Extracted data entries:
#####

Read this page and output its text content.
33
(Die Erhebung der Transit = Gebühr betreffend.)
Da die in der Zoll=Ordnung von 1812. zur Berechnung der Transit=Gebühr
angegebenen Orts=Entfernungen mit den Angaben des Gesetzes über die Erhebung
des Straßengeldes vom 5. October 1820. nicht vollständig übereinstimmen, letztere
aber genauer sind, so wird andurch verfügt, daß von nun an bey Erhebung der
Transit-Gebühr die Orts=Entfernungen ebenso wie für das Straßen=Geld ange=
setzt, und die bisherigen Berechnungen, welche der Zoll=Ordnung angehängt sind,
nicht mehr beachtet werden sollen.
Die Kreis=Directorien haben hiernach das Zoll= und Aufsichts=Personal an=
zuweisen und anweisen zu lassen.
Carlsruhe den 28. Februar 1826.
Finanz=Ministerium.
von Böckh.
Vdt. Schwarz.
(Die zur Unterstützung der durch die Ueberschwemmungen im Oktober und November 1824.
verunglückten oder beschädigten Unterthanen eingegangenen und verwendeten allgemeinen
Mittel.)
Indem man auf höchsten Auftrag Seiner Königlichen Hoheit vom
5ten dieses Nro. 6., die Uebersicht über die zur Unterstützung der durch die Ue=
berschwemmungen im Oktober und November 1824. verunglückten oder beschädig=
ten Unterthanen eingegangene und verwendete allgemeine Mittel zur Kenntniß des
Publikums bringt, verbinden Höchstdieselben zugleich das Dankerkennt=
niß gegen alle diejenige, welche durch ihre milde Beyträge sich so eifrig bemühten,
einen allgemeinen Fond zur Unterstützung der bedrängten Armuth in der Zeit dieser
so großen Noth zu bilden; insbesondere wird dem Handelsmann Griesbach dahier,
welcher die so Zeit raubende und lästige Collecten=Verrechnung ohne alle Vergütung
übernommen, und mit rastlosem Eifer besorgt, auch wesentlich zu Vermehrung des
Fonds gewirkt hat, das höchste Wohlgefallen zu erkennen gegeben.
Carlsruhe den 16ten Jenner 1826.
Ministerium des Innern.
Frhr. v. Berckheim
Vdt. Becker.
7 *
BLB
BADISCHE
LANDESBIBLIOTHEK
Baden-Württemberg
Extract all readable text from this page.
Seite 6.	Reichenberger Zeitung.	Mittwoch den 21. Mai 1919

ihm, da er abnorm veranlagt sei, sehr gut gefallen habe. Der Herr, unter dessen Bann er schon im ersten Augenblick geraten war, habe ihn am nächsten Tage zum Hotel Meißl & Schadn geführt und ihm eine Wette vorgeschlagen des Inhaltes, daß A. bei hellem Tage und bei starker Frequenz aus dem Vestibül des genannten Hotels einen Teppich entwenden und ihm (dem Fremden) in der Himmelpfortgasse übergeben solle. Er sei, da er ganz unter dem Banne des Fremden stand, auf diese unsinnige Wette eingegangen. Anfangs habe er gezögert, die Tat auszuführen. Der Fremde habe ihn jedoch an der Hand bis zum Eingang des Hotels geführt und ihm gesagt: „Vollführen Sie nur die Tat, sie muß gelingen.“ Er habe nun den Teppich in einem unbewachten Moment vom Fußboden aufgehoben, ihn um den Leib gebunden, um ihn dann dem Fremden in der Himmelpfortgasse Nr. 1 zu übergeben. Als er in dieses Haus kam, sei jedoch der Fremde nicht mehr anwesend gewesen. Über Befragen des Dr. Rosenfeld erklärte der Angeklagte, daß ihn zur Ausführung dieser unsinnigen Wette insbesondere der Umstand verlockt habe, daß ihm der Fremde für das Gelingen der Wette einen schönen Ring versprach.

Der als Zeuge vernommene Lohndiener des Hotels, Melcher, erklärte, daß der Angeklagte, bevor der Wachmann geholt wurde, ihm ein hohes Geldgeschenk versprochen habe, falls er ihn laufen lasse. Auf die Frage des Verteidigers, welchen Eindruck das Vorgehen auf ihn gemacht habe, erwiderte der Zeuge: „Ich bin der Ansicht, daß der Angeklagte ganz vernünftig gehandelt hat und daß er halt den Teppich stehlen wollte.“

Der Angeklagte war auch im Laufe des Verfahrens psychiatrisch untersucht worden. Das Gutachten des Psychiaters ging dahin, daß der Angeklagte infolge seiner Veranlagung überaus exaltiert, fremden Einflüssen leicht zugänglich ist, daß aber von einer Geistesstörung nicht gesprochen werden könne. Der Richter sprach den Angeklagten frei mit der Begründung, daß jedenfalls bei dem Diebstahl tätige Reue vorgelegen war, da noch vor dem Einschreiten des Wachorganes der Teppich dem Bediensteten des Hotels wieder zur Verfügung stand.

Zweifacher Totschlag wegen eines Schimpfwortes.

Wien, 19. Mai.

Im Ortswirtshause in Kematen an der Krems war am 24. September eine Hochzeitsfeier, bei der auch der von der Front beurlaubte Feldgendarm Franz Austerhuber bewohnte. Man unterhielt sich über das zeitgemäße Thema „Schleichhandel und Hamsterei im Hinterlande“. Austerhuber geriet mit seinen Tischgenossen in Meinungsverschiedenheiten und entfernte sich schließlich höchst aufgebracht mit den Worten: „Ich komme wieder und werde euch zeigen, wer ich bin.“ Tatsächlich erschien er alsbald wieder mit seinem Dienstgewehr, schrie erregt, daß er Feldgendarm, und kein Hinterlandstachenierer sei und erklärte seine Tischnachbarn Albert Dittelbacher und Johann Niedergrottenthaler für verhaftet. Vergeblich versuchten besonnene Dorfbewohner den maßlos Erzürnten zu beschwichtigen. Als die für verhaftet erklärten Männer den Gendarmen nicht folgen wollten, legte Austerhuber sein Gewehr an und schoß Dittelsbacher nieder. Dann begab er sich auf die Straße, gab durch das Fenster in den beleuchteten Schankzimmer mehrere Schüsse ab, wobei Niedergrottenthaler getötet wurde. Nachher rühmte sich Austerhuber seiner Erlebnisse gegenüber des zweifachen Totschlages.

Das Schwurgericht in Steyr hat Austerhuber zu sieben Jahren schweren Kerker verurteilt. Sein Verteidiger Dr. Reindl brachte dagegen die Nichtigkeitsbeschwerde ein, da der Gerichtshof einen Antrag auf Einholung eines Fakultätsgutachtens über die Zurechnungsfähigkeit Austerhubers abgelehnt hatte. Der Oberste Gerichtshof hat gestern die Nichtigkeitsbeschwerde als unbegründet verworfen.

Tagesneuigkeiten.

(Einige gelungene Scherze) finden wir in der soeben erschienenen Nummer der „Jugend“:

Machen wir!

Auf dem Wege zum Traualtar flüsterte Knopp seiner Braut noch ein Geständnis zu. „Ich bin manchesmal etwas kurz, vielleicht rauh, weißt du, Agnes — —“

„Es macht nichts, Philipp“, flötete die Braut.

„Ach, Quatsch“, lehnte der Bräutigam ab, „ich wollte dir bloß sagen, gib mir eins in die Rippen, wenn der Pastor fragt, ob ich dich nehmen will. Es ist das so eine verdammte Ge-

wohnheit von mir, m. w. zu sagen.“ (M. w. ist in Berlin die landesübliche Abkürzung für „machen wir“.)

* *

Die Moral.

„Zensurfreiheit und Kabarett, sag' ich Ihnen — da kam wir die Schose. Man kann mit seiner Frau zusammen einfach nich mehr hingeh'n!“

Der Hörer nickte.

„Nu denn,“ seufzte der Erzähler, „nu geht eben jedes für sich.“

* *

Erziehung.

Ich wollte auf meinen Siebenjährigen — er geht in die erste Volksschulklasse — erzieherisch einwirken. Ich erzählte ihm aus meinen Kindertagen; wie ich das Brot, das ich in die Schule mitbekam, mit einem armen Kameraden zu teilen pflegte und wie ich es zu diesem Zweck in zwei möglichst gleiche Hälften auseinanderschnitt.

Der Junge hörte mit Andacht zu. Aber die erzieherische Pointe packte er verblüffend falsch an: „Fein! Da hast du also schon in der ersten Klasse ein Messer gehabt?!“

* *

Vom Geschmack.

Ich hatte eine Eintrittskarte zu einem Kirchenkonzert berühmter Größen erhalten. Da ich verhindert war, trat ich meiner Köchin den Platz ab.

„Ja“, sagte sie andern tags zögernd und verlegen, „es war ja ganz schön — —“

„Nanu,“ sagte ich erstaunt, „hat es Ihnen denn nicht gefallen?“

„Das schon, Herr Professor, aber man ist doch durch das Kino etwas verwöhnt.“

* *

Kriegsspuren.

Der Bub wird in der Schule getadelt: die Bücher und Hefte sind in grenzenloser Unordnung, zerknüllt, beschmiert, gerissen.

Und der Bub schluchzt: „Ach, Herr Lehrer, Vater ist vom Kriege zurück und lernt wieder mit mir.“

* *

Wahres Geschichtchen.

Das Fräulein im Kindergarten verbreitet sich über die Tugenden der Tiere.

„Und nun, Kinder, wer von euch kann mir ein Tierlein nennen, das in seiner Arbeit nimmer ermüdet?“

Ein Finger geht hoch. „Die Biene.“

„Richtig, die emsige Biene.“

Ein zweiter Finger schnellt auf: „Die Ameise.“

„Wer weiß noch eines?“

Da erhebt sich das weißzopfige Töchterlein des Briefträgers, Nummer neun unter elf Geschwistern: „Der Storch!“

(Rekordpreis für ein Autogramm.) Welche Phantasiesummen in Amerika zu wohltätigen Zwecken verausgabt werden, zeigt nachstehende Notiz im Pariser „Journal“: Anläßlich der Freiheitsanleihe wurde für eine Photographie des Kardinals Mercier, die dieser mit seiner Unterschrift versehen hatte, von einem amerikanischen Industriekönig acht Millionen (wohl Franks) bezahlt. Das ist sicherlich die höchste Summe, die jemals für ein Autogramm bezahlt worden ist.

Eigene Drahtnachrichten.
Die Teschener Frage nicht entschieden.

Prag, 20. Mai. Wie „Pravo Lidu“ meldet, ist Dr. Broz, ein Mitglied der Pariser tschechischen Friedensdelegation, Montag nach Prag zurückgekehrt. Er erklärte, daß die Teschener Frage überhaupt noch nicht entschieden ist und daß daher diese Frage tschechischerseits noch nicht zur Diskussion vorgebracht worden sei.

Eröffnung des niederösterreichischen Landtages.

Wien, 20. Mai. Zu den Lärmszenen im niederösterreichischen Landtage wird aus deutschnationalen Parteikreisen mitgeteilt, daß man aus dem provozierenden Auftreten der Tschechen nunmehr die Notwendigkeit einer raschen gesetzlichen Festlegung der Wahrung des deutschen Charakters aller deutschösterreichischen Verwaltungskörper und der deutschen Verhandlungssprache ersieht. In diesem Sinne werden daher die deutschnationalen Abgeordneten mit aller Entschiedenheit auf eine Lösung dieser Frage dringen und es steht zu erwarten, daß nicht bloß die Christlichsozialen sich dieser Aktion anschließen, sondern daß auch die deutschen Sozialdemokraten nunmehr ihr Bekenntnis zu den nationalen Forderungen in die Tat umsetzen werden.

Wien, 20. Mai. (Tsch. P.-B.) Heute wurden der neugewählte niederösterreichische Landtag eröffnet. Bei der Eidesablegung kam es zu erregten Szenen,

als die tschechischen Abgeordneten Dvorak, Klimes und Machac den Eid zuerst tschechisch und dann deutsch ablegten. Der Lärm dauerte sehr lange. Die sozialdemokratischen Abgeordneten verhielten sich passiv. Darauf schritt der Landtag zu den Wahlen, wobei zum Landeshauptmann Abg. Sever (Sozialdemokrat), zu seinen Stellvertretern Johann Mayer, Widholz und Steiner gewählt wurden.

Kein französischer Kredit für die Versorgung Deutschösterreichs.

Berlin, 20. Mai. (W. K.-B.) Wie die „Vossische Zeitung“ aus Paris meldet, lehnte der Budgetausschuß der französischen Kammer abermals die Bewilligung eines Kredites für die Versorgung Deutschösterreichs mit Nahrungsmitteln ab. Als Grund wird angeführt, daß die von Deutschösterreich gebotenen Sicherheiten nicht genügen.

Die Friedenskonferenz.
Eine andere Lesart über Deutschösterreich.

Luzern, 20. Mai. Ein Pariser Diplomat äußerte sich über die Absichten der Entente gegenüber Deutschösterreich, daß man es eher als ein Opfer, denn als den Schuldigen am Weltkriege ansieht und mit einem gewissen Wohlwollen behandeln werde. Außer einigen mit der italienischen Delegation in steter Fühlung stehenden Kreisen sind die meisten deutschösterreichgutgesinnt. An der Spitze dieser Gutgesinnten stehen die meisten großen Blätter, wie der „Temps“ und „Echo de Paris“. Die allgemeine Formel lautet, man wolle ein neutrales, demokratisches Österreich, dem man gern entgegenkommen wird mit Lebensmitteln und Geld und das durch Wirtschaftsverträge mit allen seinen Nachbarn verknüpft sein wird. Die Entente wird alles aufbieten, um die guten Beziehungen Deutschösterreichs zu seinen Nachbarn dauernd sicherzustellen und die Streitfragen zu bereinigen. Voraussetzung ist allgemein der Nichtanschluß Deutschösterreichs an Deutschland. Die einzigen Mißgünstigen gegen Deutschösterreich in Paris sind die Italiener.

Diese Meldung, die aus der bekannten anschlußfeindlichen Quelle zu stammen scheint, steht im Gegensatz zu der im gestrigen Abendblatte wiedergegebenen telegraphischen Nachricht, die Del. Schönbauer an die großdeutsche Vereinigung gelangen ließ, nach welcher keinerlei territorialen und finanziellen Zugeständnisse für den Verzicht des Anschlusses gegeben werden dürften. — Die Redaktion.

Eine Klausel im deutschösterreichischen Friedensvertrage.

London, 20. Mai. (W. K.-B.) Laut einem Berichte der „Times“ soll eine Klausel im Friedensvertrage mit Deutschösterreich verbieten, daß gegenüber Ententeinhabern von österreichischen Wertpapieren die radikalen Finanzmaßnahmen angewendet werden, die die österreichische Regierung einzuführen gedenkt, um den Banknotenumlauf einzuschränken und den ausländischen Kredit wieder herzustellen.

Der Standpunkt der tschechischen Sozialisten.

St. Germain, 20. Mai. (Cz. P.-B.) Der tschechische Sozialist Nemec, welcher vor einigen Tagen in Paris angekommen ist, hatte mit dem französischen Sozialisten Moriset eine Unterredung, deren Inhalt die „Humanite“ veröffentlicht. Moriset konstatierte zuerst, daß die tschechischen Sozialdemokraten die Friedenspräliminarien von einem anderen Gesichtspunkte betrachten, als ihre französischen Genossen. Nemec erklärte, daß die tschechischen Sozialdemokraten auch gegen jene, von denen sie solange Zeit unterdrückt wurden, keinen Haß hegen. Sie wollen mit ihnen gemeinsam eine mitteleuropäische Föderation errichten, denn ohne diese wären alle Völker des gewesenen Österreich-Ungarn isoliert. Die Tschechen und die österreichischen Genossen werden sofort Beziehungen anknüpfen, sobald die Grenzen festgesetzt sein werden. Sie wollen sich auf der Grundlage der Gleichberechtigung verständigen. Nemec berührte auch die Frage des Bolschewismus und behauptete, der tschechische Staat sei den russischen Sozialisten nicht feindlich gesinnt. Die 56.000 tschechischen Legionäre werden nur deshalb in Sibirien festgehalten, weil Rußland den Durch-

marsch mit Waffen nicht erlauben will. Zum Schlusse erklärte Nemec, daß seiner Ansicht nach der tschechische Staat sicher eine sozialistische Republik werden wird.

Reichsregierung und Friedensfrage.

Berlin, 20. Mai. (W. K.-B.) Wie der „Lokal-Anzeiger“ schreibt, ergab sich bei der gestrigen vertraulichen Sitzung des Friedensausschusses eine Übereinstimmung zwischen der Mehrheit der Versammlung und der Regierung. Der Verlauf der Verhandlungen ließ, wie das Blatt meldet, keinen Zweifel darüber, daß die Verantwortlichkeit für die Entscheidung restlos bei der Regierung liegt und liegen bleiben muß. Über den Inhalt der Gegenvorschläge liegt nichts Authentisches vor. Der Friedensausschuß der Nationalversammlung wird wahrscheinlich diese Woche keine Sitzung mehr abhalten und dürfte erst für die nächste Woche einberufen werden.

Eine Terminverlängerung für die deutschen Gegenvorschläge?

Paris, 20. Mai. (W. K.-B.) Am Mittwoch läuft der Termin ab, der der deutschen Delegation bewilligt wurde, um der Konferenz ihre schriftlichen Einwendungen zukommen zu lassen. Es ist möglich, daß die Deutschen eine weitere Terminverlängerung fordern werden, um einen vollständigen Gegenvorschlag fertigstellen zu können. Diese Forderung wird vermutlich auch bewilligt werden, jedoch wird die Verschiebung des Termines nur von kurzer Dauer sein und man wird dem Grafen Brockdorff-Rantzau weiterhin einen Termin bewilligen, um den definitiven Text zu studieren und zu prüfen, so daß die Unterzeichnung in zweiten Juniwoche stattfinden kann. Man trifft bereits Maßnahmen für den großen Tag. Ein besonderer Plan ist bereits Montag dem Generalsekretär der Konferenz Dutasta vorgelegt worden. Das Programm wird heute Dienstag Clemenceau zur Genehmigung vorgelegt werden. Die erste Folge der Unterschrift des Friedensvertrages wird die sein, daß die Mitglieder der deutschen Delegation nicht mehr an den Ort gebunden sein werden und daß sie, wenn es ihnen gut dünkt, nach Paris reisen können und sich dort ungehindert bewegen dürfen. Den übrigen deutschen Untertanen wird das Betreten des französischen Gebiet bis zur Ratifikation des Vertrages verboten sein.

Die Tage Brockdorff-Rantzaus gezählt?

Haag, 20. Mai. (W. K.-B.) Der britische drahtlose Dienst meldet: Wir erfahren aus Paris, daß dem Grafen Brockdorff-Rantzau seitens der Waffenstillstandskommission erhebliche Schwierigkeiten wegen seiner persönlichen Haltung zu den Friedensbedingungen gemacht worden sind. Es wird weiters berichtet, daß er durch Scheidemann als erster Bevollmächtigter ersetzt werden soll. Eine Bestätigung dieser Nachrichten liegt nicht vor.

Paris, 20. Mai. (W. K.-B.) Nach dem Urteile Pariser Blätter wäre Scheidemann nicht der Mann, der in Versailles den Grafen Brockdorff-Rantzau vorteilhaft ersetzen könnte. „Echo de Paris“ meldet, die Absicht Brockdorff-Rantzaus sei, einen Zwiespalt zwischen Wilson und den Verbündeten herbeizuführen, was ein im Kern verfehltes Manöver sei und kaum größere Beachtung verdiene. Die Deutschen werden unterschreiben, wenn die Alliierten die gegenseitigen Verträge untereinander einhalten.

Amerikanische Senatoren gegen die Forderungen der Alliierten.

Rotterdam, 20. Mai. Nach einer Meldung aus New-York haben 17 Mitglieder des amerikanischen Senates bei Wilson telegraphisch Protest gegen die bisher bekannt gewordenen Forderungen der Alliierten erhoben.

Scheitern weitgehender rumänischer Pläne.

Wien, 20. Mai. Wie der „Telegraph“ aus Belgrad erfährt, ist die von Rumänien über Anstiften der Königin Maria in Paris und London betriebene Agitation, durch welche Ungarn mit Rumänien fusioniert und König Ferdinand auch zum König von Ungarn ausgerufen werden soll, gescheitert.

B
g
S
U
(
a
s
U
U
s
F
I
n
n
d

#####

Exercise brief: Filter the records for lines holding the string "Erhebung". Copy each one.

Correct answer:
(Die Erhebung der Transit = Gebühr betreffend.)
angegebenen Orts=Entfernungen mit den Angaben des Gesetzes über die Erhebung
aber genauer sind, so wird andurch verfügt, daß von nun an bey Erhebung der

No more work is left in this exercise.